• _SET TASK_: Exactly reproduce each line of the listing that follows.

• _ITEMS_:
■ ■ ■

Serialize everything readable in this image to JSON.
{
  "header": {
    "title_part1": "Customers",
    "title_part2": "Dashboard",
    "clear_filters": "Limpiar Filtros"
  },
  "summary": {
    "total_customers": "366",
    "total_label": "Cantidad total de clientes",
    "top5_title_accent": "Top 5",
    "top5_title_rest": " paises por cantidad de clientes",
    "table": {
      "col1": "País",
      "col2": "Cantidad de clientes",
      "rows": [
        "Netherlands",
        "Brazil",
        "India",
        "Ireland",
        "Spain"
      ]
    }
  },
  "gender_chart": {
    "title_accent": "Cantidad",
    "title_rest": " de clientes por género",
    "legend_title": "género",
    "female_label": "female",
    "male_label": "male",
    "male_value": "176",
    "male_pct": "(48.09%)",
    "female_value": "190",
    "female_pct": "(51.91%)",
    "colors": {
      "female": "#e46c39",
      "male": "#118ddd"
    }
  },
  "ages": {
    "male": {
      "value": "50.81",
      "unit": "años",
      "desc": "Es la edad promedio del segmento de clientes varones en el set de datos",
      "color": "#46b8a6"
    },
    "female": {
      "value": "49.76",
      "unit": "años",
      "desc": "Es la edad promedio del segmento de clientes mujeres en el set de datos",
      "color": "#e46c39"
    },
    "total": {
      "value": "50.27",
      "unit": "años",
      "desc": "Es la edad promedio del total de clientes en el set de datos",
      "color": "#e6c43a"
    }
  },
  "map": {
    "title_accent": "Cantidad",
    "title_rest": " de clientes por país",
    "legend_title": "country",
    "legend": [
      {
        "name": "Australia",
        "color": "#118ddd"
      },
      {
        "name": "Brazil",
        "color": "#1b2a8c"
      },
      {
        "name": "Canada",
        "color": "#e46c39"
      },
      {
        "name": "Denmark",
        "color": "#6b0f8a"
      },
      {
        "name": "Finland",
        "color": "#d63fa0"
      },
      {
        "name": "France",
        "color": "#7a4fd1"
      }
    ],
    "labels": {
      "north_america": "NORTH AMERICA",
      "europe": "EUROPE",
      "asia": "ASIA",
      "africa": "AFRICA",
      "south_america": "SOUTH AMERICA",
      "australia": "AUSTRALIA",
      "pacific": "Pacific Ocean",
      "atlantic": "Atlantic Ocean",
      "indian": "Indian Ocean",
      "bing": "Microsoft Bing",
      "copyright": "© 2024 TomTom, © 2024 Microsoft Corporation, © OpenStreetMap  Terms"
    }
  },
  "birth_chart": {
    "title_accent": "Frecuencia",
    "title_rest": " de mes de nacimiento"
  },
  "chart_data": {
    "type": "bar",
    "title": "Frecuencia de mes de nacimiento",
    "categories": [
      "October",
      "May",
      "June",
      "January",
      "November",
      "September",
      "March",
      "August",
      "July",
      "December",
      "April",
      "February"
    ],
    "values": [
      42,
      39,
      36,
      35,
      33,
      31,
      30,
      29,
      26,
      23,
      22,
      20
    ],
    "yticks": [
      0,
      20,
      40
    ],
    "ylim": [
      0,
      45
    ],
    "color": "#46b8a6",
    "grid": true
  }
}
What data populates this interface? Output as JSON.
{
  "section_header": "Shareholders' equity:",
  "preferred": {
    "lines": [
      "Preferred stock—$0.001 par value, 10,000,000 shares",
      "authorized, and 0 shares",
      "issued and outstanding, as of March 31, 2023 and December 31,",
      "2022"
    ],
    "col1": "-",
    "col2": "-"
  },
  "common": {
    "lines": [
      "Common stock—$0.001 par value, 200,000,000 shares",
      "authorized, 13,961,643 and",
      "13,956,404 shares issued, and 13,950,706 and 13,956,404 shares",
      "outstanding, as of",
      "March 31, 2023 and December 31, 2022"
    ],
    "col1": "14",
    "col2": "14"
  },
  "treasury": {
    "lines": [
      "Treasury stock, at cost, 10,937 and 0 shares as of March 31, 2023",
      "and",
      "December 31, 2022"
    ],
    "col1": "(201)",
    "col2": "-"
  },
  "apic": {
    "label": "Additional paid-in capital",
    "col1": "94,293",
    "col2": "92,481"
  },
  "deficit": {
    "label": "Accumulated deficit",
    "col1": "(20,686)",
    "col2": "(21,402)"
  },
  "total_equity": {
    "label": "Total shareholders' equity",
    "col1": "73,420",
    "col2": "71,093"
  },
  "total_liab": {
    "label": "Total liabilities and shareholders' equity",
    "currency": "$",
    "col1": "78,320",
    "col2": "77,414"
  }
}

■ ■ ■

• _CORRECT OUTPUT_:
Serialize everything readable in this image to JSON.
{
  "header": {
    "title_part1": "Customers",
    "title_part2": "Dashboard",
    "clear_filters": "Limpiar Filtros"
  },
  "summary": {
    "total_customers": "366",
    "total_label": "Cantidad total de clientes",
    "top5_title_accent": "Top 5",
    "top5_title_rest": " paises por cantidad de clientes",
    "table": {
      "col1": "País",
      "col2": "Cantidad de clientes",
      "rows": [
        "Netherlands",
        "Brazil",
        "India",
        "Ireland",
        "Spain"
      ]
    }
  },
  "gender_chart": {
    "title_accent": "Cantidad",
    "title_rest": " de clientes por género",
    "legend_title": "género",
    "female_label": "female",
    "male_label": "male",
    "male_value": "176",
    "male_pct": "(48.09%)",
    "female_value": "190",
    "female_pct": "(51.91%)",
    "colors": {
      "female": "#e46c39",
      "male": "#118ddd"
    }
  },
  "ages": {
    "male": {
      "value": "50.81",
      "unit": "años",
      "desc": "Es la edad promedio del segmento de clientes varones en el set de datos",
      "color": "#46b8a6"
    },
    "female": {
      "value": "49.76",
      "unit": "años",
      "desc": "Es la edad promedio del segmento de clientes mujeres en el set de datos",
      "color": "#e46c39"
    },
    "total": {
      "value": "50.27",
      "unit": "años",
      "desc": "Es la edad promedio del total de clientes en el set de datos",
      "color": "#e6c43a"
    }
  },
  "map": {
    "title_accent": "Cantidad",
    "title_rest": " de clientes por país",
    "legend_title": "country",
    "legend": [
      {
        "name": "Australia",
        "color": "#118ddd"
      },
      {
        "name": "Brazil",
        "color": "#1b2a8c"
      },
      {
        "name": "Canada",
        "color": "#e46c39"
      },
      {
        "name": "Denmark",
        "color": "#6b0f8a"
      },
      {
        "name": "Finland",
        "color": "#d63fa0"
      },
      {
        "name": "France",
        "color": "#7a4fd1"
      }
    ],
    "labels": {
      "north_america": "NORTH AMERICA",
      "europe": "EUROPE",
      "asia": "ASIA",
      "africa": "AFRICA",
      "south_america": "SOUTH AMERICA",
      "australia": "AUSTRALIA",
      "pacific": "Pacific Ocean",
      "atlantic": "Atlantic Ocean",
      "indian": "Indian Ocean",
      "bing": "Microsoft Bing",
      "copyright": "© 2024 TomTom, © 2024 Microsoft Corporation, © OpenStreetMap  Terms"
    }
  },
  "birth_chart": {
    "title_accent": "Frecuencia",
    "title_rest": " de mes de nacimiento"
  },
  "chart_data": {
    "type": "bar",
    "title": "Frecuencia de mes de nacimiento",
    "categories": [
      "October",
      "May",
      "June",
      "January",
      "November",
      "September",
      "March",
      "August",
      "July",
      "December",
      "April",
      "February"
    ],
    "values": [
      42,
      39,
      36,
      35,
      33,
      31,
      30,
      29,
      26,
      23,
      22,
      20
    ],
    "yticks": [
      0,
      20,
      40
    ],
    "ylim": [
      0,
      45
    ],
    "color": "#46b8a6",
    "grid": true
  }
}
What data populates this interface? Output as JSON.
{
  "section_header": "Shareholders' equity:",
  "preferred": {
    "lines": [
      "Preferred stock—$0.001 par value, 10,000,000 shares",
      "authorized, and 0 shares",
      "issued and outstanding, as of March 31, 2023 and December 31,",
      "2022"
    ],
    "col1": "-",
    "col2": "-"
  },
  "common": {
    "lines": [
      "Common stock—$0.001 par value, 200,000,000 shares",
      "authorized, 13,961,643 and",
      "13,956,404 shares issued, and 13,950,706 and 13,956,404 shares",
      "outstanding, as of",
      "March 31, 2023 and December 31, 2022"
    ],
    "col1": "14",
    "col2": "14"
  },
  "treasury": {
    "lines": [
      "Treasury stock, at cost, 10,937 and 0 shares as of March 31, 2023",
      "and",
      "December 31, 2022"
    ],
    "col1": "(201)",
    "col2": "-"
  },
  "apic": {
    "label": "Additional paid-in capital",
    "col1": "94,293",
    "col2": "92,481"
  },
  "deficit": {
    "label": "Accumulated deficit",
    "col1": "(20,686)",
    "col2": "(21,402)"
  },
  "total_equity": {
    "label": "Total shareholders' equity",
    "col1": "73,420",
    "col2": "71,093"
  },
  "total_liab": {
    "label": "Total liabilities and shareholders' equity",
    "currency": "$",
    "col1": "78,320",
    "col2": "77,414"
  }
}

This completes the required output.